Task: The entries are to be returned exactly, with images left out.

Records for processing:
------------------------------

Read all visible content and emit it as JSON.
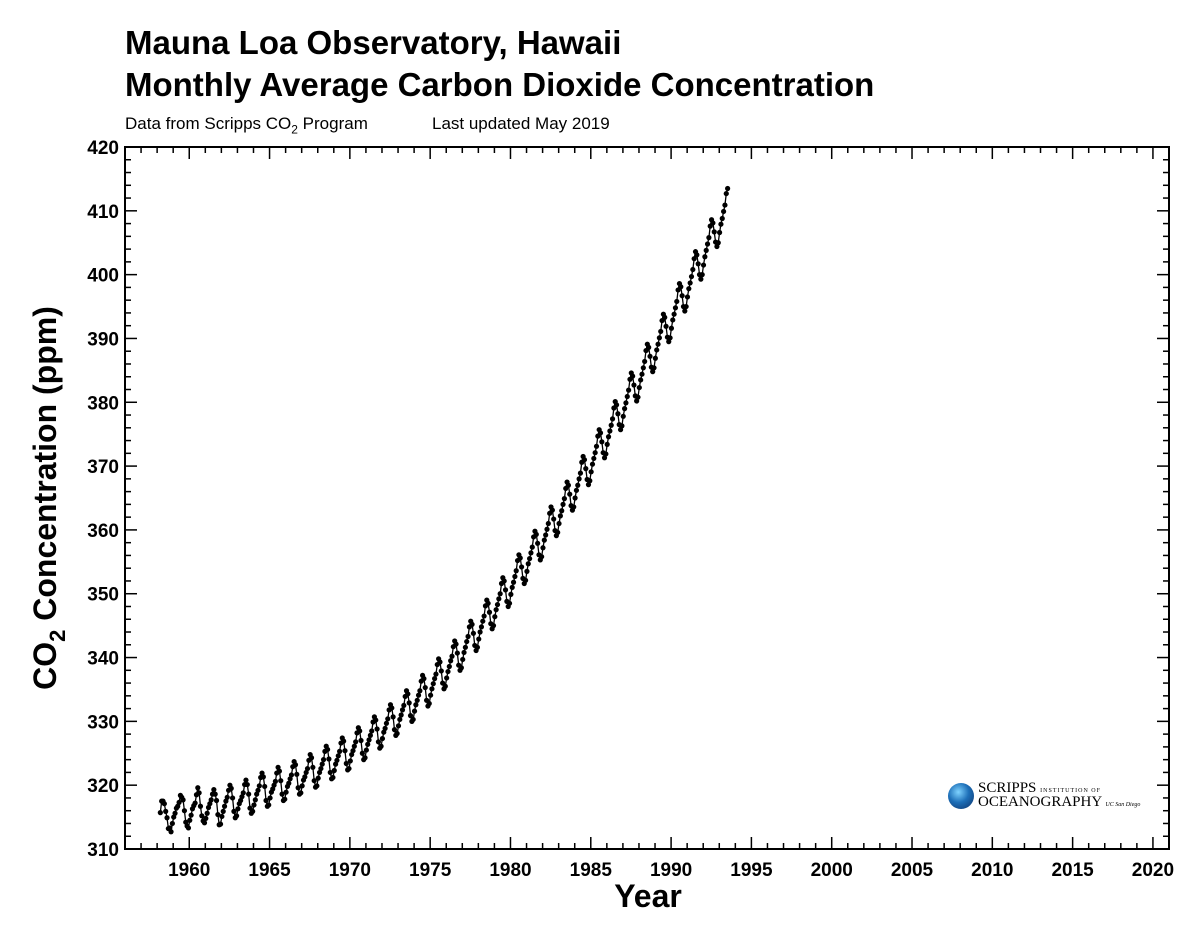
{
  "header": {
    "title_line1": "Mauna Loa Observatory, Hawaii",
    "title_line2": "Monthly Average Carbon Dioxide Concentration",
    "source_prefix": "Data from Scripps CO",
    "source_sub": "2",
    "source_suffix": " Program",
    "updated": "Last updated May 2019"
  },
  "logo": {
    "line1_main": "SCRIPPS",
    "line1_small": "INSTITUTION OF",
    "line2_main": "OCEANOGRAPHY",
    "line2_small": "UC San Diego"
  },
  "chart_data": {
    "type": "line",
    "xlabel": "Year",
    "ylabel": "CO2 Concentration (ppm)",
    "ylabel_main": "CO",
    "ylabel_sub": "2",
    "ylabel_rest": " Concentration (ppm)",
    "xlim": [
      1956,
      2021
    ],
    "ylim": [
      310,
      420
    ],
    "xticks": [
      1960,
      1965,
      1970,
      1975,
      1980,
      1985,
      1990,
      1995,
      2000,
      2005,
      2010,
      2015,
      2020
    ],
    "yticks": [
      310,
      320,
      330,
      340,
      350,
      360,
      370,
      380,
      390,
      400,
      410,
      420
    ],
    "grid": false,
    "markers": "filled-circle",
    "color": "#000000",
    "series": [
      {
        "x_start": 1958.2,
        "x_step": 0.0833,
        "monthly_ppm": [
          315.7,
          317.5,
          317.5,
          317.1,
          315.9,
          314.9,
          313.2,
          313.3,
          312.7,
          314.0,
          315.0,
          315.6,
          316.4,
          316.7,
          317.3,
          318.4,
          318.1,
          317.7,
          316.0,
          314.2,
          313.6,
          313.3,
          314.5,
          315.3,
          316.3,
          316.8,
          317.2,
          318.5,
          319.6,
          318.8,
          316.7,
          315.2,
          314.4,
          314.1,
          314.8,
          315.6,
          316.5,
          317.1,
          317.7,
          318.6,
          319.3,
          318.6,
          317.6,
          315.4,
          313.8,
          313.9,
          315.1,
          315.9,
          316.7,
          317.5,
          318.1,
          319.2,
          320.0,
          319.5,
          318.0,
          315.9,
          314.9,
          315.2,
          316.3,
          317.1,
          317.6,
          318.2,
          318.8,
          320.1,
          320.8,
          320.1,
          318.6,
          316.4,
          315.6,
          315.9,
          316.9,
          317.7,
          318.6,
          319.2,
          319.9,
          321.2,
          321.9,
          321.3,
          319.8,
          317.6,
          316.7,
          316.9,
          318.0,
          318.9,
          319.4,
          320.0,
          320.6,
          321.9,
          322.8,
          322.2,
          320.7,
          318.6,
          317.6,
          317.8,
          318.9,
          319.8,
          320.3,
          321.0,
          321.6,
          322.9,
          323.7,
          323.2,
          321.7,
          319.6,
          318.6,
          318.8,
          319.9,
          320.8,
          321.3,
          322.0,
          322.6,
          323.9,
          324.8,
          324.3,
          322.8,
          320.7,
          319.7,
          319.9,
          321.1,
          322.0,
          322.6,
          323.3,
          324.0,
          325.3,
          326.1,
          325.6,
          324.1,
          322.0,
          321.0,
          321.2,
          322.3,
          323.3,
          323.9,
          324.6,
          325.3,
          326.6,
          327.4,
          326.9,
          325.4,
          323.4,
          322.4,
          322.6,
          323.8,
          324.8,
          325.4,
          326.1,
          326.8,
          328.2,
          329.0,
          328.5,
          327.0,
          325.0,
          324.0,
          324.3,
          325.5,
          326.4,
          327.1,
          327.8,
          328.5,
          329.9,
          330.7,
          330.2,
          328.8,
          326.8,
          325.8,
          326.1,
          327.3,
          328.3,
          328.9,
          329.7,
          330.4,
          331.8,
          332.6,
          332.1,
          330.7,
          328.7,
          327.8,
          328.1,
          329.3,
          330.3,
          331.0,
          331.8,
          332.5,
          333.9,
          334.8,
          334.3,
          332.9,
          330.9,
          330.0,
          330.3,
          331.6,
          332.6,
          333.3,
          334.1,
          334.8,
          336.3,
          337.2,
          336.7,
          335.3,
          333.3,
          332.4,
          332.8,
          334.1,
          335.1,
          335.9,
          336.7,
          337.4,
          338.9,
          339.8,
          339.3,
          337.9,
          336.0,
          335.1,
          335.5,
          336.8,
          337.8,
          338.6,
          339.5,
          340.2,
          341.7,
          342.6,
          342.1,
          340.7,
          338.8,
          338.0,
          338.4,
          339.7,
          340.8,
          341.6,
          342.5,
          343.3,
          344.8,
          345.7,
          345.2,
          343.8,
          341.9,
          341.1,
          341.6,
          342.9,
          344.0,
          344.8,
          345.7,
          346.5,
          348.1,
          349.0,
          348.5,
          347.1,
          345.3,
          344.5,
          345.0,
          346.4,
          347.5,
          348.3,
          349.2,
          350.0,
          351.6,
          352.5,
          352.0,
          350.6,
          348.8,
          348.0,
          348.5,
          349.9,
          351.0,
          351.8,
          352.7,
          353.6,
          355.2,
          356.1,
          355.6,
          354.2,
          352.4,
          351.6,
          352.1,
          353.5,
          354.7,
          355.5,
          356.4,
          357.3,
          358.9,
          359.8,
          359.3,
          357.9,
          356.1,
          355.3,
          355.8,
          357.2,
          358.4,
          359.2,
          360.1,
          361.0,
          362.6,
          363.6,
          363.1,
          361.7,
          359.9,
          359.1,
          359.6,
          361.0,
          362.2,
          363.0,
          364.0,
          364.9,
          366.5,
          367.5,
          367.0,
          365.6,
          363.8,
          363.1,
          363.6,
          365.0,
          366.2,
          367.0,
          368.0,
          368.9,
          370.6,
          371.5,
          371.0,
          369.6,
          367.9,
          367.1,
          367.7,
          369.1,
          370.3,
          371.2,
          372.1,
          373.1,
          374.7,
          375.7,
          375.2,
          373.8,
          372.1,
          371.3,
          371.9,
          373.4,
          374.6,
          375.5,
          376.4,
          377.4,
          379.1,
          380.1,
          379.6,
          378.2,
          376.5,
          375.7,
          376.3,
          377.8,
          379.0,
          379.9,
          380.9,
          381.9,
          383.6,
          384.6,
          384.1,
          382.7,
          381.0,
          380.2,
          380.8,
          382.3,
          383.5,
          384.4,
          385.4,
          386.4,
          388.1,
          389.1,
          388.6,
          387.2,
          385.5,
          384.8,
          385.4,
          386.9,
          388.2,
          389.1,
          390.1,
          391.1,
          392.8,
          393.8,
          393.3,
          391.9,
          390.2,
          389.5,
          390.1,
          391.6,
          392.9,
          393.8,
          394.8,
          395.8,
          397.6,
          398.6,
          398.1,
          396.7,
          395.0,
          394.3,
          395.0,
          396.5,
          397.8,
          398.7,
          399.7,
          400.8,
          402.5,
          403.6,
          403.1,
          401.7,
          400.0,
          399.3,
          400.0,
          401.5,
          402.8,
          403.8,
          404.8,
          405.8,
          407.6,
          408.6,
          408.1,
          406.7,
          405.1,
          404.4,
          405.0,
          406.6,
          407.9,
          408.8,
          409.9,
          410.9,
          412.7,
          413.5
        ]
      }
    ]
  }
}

------------------------------

Output of the task:
Read all visible content and emit it as JSON.
{
  "header": {
    "title_line1": "Mauna Loa Observatory, Hawaii",
    "title_line2": "Monthly Average Carbon Dioxide Concentration",
    "source_prefix": "Data from Scripps CO",
    "source_sub": "2",
    "source_suffix": " Program",
    "updated": "Last updated May 2019"
  },
  "logo": {
    "line1_main": "SCRIPPS",
    "line1_small": "INSTITUTION OF",
    "line2_main": "OCEANOGRAPHY",
    "line2_small": "UC San Diego"
  },
  "chart_data": {
    "type": "line",
    "xlabel": "Year",
    "ylabel": "CO2 Concentration (ppm)",
    "ylabel_main": "CO",
    "ylabel_sub": "2",
    "ylabel_rest": " Concentration (ppm)",
    "xlim": [
      1956,
      2021
    ],
    "ylim": [
      310,
      420
    ],
    "xticks": [
      1960,
      1965,
      1970,
      1975,
      1980,
      1985,
      1990,
      1995,
      2000,
      2005,
      2010,
      2015,
      2020
    ],
    "yticks": [
      310,
      320,
      330,
      340,
      350,
      360,
      370,
      380,
      390,
      400,
      410,
      420
    ],
    "grid": false,
    "markers": "filled-circle",
    "color": "#000000",
    "series": [
      {
        "x_start": 1958.2,
        "x_step": 0.0833,
        "monthly_ppm": [
          315.7,
          317.5,
          317.5,
          317.1,
          315.9,
          314.9,
          313.2,
          313.3,
          312.7,
          314.0,
          315.0,
          315.6,
          316.4,
          316.7,
          317.3,
          318.4,
          318.1,
          317.7,
          316.0,
          314.2,
          313.6,
          313.3,
          314.5,
          315.3,
          316.3,
          316.8,
          317.2,
          318.5,
          319.6,
          318.8,
          316.7,
          315.2,
          314.4,
          314.1,
          314.8,
          315.6,
          316.5,
          317.1,
          317.7,
          318.6,
          319.3,
          318.6,
          317.6,
          315.4,
          313.8,
          313.9,
          315.1,
          315.9,
          316.7,
          317.5,
          318.1,
          319.2,
          320.0,
          319.5,
          318.0,
          315.9,
          314.9,
          315.2,
          316.3,
          317.1,
          317.6,
          318.2,
          318.8,
          320.1,
          320.8,
          320.1,
          318.6,
          316.4,
          315.6,
          315.9,
          316.9,
          317.7,
          318.6,
          319.2,
          319.9,
          321.2,
          321.9,
          321.3,
          319.8,
          317.6,
          316.7,
          316.9,
          318.0,
          318.9,
          319.4,
          320.0,
          320.6,
          321.9,
          322.8,
          322.2,
          320.7,
          318.6,
          317.6,
          317.8,
          318.9,
          319.8,
          320.3,
          321.0,
          321.6,
          322.9,
          323.7,
          323.2,
          321.7,
          319.6,
          318.6,
          318.8,
          319.9,
          320.8,
          321.3,
          322.0,
          322.6,
          323.9,
          324.8,
          324.3,
          322.8,
          320.7,
          319.7,
          319.9,
          321.1,
          322.0,
          322.6,
          323.3,
          324.0,
          325.3,
          326.1,
          325.6,
          324.1,
          322.0,
          321.0,
          321.2,
          322.3,
          323.3,
          323.9,
          324.6,
          325.3,
          326.6,
          327.4,
          326.9,
          325.4,
          323.4,
          322.4,
          322.6,
          323.8,
          324.8,
          325.4,
          326.1,
          326.8,
          328.2,
          329.0,
          328.5,
          327.0,
          325.0,
          324.0,
          324.3,
          325.5,
          326.4,
          327.1,
          327.8,
          328.5,
          329.9,
          330.7,
          330.2,
          328.8,
          326.8,
          325.8,
          326.1,
          327.3,
          328.3,
          328.9,
          329.7,
          330.4,
          331.8,
          332.6,
          332.1,
          330.7,
          328.7,
          327.8,
          328.1,
          329.3,
          330.3,
          331.0,
          331.8,
          332.5,
          333.9,
          334.8,
          334.3,
          332.9,
          330.9,
          330.0,
          330.3,
          331.6,
          332.6,
          333.3,
          334.1,
          334.8,
          336.3,
          337.2,
          336.7,
          335.3,
          333.3,
          332.4,
          332.8,
          334.1,
          335.1,
          335.9,
          336.7,
          337.4,
          338.9,
          339.8,
          339.3,
          337.9,
          336.0,
          335.1,
          335.5,
          336.8,
          337.8,
          338.6,
          339.5,
          340.2,
          341.7,
          342.6,
          342.1,
          340.7,
          338.8,
          338.0,
          338.4,
          339.7,
          340.8,
          341.6,
          342.5,
          343.3,
          344.8,
          345.7,
          345.2,
          343.8,
          341.9,
          341.1,
          341.6,
          342.9,
          344.0,
          344.8,
          345.7,
          346.5,
          348.1,
          349.0,
          348.5,
          347.1,
          345.3,
          344.5,
          345.0,
          346.4,
          347.5,
          348.3,
          349.2,
          350.0,
          351.6,
          352.5,
          352.0,
          350.6,
          348.8,
          348.0,
          348.5,
          349.9,
          351.0,
          351.8,
          352.7,
          353.6,
          355.2,
          356.1,
          355.6,
          354.2,
          352.4,
          351.6,
          352.1,
          353.5,
          354.7,
          355.5,
          356.4,
          357.3,
          358.9,
          359.8,
          359.3,
          357.9,
          356.1,
          355.3,
          355.8,
          357.2,
          358.4,
          359.2,
          360.1,
          361.0,
          362.6,
          363.6,
          363.1,
          361.7,
          359.9,
          359.1,
          359.6,
          361.0,
          362.2,
          363.0,
          364.0,
          364.9,
          366.5,
          367.5,
          367.0,
          365.6,
          363.8,
          363.1,
          363.6,
          365.0,
          366.2,
          367.0,
          368.0,
          368.9,
          370.6,
          371.5,
          371.0,
          369.6,
          367.9,
          367.1,
          367.7,
          369.1,
          370.3,
          371.2,
          372.1,
          373.1,
          374.7,
          375.7,
          375.2,
          373.8,
          372.1,
          371.3,
          371.9,
          373.4,
          374.6,
          375.5,
          376.4,
          377.4,
          379.1,
          380.1,
          379.6,
          378.2,
          376.5,
          375.7,
          376.3,
          377.8,
          379.0,
          379.9,
          380.9,
          381.9,
          383.6,
          384.6,
          384.1,
          382.7,
          381.0,
          380.2,
          380.8,
          382.3,
          383.5,
          384.4,
          385.4,
          386.4,
          388.1,
          389.1,
          388.6,
          387.2,
          385.5,
          384.8,
          385.4,
          386.9,
          388.2,
          389.1,
          390.1,
          391.1,
          392.8,
          393.8,
          393.3,
          391.9,
          390.2,
          389.5,
          390.1,
          391.6,
          392.9,
          393.8,
          394.8,
          395.8,
          397.6,
          398.6,
          398.1,
          396.7,
          395.0,
          394.3,
          395.0,
          396.5,
          397.8,
          398.7,
          399.7,
          400.8,
          402.5,
          403.6,
          403.1,
          401.7,
          400.0,
          399.3,
          400.0,
          401.5,
          402.8,
          403.8,
          404.8,
          405.8,
          407.6,
          408.6,
          408.1,
          406.7,
          405.1,
          404.4,
          405.0,
          406.6,
          407.9,
          408.8,
          409.9,
          410.9,
          412.7,
          413.5
        ]
      }
    ]
  }
}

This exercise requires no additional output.